(Dataset items)
++++++++++++++++++++

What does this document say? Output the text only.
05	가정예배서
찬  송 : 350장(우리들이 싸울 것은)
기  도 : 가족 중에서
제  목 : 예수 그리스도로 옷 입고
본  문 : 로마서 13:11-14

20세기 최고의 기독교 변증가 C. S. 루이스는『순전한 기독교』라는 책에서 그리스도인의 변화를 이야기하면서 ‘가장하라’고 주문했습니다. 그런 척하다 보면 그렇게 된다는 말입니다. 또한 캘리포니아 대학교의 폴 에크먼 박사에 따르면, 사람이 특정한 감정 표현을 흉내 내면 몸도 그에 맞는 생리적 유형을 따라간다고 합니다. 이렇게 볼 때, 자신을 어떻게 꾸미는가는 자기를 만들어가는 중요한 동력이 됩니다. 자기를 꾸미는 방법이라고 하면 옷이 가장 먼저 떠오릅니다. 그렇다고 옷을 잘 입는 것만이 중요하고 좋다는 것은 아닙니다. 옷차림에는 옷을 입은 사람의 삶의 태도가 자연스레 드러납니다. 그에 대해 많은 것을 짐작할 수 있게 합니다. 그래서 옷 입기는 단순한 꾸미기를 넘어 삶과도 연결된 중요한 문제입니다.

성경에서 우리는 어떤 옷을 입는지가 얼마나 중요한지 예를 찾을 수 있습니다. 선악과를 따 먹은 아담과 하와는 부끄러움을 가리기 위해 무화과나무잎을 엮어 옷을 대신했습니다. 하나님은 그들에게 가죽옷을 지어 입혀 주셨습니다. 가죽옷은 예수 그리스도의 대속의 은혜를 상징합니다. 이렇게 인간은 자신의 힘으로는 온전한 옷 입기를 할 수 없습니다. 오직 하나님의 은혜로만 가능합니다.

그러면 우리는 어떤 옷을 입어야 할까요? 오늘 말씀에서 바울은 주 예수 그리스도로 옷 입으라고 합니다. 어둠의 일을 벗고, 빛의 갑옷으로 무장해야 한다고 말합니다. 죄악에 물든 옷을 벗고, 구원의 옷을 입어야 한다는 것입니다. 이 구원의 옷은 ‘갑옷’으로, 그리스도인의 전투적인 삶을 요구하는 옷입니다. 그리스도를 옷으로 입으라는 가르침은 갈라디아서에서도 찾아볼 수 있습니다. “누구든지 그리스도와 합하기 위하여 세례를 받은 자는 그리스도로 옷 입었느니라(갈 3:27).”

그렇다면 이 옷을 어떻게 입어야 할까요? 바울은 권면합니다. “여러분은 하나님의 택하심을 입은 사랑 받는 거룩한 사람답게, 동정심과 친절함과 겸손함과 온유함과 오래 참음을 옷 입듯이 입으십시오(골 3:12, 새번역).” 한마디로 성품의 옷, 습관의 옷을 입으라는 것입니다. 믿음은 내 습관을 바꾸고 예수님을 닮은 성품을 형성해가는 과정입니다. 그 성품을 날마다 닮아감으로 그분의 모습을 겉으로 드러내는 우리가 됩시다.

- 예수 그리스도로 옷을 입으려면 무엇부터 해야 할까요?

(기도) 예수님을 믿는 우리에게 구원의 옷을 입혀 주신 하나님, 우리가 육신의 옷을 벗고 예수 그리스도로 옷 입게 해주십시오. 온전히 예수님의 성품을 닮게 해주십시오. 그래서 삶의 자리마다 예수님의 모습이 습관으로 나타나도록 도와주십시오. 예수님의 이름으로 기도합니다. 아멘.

++++++++++++++++++++

AIM:
Would you reproduce the material above in full, exactly as given?

ANSWER BELOW:
What does this document say? Output the text only.
05	가정예배서
찬  송 : 350장(우리들이 싸울 것은)
기  도 : 가족 중에서
제  목 : 예수 그리스도로 옷 입고
본  문 : 로마서 13:11-14

20세기 최고의 기독교 변증가 C. S. 루이스는『순전한 기독교』라는 책에서 그리스도인의 변화를 이야기하면서 ‘가장하라’고 주문했습니다. 그런 척하다 보면 그렇게 된다는 말입니다. 또한 캘리포니아 대학교의 폴 에크먼 박사에 따르면, 사람이 특정한 감정 표현을 흉내 내면 몸도 그에 맞는 생리적 유형을 따라간다고 합니다. 이렇게 볼 때, 자신을 어떻게 꾸미는가는 자기를 만들어가는 중요한 동력이 됩니다. 자기를 꾸미는 방법이라고 하면 옷이 가장 먼저 떠오릅니다. 그렇다고 옷을 잘 입는 것만이 중요하고 좋다는 것은 아닙니다. 옷차림에는 옷을 입은 사람의 삶의 태도가 자연스레 드러납니다. 그에 대해 많은 것을 짐작할 수 있게 합니다. 그래서 옷 입기는 단순한 꾸미기를 넘어 삶과도 연결된 중요한 문제입니다.

성경에서 우리는 어떤 옷을 입는지가 얼마나 중요한지 예를 찾을 수 있습니다. 선악과를 따 먹은 아담과 하와는 부끄러움을 가리기 위해 무화과나무잎을 엮어 옷을 대신했습니다. 하나님은 그들에게 가죽옷을 지어 입혀 주셨습니다. 가죽옷은 예수 그리스도의 대속의 은혜를 상징합니다. 이렇게 인간은 자신의 힘으로는 온전한 옷 입기를 할 수 없습니다. 오직 하나님의 은혜로만 가능합니다.

그러면 우리는 어떤 옷을 입어야 할까요? 오늘 말씀에서 바울은 주 예수 그리스도로 옷 입으라고 합니다. 어둠의 일을 벗고, 빛의 갑옷으로 무장해야 한다고 말합니다. 죄악에 물든 옷을 벗고, 구원의 옷을 입어야 한다는 것입니다. 이 구원의 옷은 ‘갑옷’으로, 그리스도인의 전투적인 삶을 요구하는 옷입니다. 그리스도를 옷으로 입으라는 가르침은 갈라디아서에서도 찾아볼 수 있습니다. “누구든지 그리스도와 합하기 위하여 세례를 받은 자는 그리스도로 옷 입었느니라(갈 3:27).”

그렇다면 이 옷을 어떻게 입어야 할까요? 바울은 권면합니다. “여러분은 하나님의 택하심을 입은 사랑 받는 거룩한 사람답게, 동정심과 친절함과 겸손함과 온유함과 오래 참음을 옷 입듯이 입으십시오(골 3:12, 새번역).” 한마디로 성품의 옷, 습관의 옷을 입으라는 것입니다. 믿음은 내 습관을 바꾸고 예수님을 닮은 성품을 형성해가는 과정입니다. 그 성품을 날마다 닮아감으로 그분의 모습을 겉으로 드러내는 우리가 됩시다.

- 예수 그리스도로 옷을 입으려면 무엇부터 해야 할까요?

(기도) 예수님을 믿는 우리에게 구원의 옷을 입혀 주신 하나님, 우리가 육신의 옷을 벗고 예수 그리스도로 옷 입게 해주십시오. 온전히 예수님의 성품을 닮게 해주십시오. 그래서 삶의 자리마다 예수님의 모습이 습관으로 나타나도록 도와주십시오. 예수님의 이름으로 기도합니다. 아멘.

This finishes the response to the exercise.